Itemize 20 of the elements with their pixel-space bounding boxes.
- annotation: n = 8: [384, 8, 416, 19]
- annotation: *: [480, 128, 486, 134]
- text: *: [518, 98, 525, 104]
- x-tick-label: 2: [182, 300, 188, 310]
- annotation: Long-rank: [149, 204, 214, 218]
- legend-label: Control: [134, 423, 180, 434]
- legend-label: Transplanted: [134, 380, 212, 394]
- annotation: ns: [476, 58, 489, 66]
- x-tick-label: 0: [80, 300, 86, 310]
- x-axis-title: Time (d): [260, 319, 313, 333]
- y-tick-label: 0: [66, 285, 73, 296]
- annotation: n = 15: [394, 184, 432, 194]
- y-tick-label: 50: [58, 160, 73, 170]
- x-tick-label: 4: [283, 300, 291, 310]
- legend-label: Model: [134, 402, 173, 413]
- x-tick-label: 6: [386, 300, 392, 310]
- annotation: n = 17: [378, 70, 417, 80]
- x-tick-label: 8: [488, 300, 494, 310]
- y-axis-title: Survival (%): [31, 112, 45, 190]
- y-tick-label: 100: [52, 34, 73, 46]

^^^^

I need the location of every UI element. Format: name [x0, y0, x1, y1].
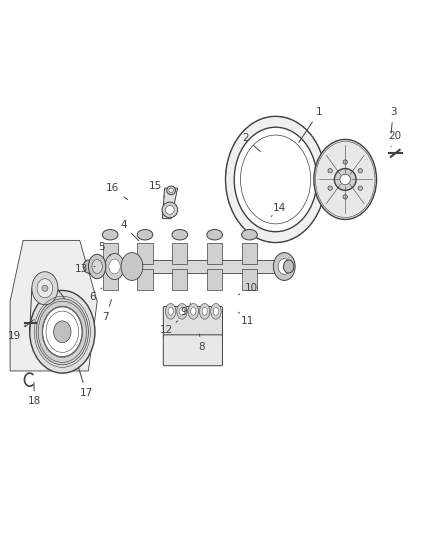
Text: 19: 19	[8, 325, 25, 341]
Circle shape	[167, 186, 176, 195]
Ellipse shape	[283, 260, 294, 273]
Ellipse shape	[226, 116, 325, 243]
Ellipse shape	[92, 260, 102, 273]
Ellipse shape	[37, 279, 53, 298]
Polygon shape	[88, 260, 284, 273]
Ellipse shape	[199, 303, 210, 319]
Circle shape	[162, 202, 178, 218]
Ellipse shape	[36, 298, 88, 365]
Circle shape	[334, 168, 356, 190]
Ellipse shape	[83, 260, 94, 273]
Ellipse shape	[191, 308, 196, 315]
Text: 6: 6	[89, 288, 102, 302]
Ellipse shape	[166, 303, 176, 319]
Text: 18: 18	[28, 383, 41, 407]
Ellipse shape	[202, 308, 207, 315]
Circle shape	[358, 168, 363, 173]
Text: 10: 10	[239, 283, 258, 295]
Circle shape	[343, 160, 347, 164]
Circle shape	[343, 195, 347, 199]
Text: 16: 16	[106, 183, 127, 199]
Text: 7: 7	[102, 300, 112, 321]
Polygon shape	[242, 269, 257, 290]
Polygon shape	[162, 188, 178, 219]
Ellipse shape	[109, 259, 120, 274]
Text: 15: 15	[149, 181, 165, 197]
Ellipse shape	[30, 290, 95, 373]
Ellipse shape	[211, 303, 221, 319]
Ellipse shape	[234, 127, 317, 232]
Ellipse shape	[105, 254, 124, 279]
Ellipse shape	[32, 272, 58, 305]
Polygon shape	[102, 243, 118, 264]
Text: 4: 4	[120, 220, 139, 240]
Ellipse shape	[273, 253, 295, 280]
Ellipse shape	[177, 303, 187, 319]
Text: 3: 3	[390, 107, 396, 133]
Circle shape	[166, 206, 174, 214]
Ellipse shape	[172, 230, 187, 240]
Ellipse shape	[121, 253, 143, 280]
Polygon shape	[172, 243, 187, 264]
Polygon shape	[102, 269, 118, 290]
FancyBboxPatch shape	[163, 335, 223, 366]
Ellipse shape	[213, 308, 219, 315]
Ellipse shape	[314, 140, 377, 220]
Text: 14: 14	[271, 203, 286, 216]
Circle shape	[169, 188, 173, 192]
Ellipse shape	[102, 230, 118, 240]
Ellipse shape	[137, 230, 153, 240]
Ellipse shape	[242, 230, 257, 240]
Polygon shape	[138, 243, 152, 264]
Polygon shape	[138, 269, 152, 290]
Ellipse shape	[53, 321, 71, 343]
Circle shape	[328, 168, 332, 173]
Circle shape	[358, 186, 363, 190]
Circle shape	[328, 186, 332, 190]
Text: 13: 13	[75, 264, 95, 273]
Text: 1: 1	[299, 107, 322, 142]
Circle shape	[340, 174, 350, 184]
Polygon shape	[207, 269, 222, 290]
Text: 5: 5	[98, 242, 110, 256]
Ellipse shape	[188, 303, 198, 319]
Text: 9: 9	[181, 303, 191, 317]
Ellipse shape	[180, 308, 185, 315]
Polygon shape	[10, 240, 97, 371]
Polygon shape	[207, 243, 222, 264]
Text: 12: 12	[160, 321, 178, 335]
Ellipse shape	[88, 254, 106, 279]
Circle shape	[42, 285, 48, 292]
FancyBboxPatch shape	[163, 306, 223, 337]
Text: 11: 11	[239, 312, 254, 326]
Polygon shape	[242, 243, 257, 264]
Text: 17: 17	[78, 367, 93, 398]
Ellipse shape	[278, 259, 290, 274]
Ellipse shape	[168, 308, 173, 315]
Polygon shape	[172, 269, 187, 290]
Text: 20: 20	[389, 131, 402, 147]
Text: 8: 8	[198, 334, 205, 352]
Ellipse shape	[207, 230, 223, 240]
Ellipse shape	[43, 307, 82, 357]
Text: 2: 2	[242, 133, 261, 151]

^^^^

*DESCRIPTION OF THE TASK*
How many lines of the data above contain the string "legend"? Matching is case-sensitive, and the reply should be the number alone.

*EXPECTED OUTPUT*
3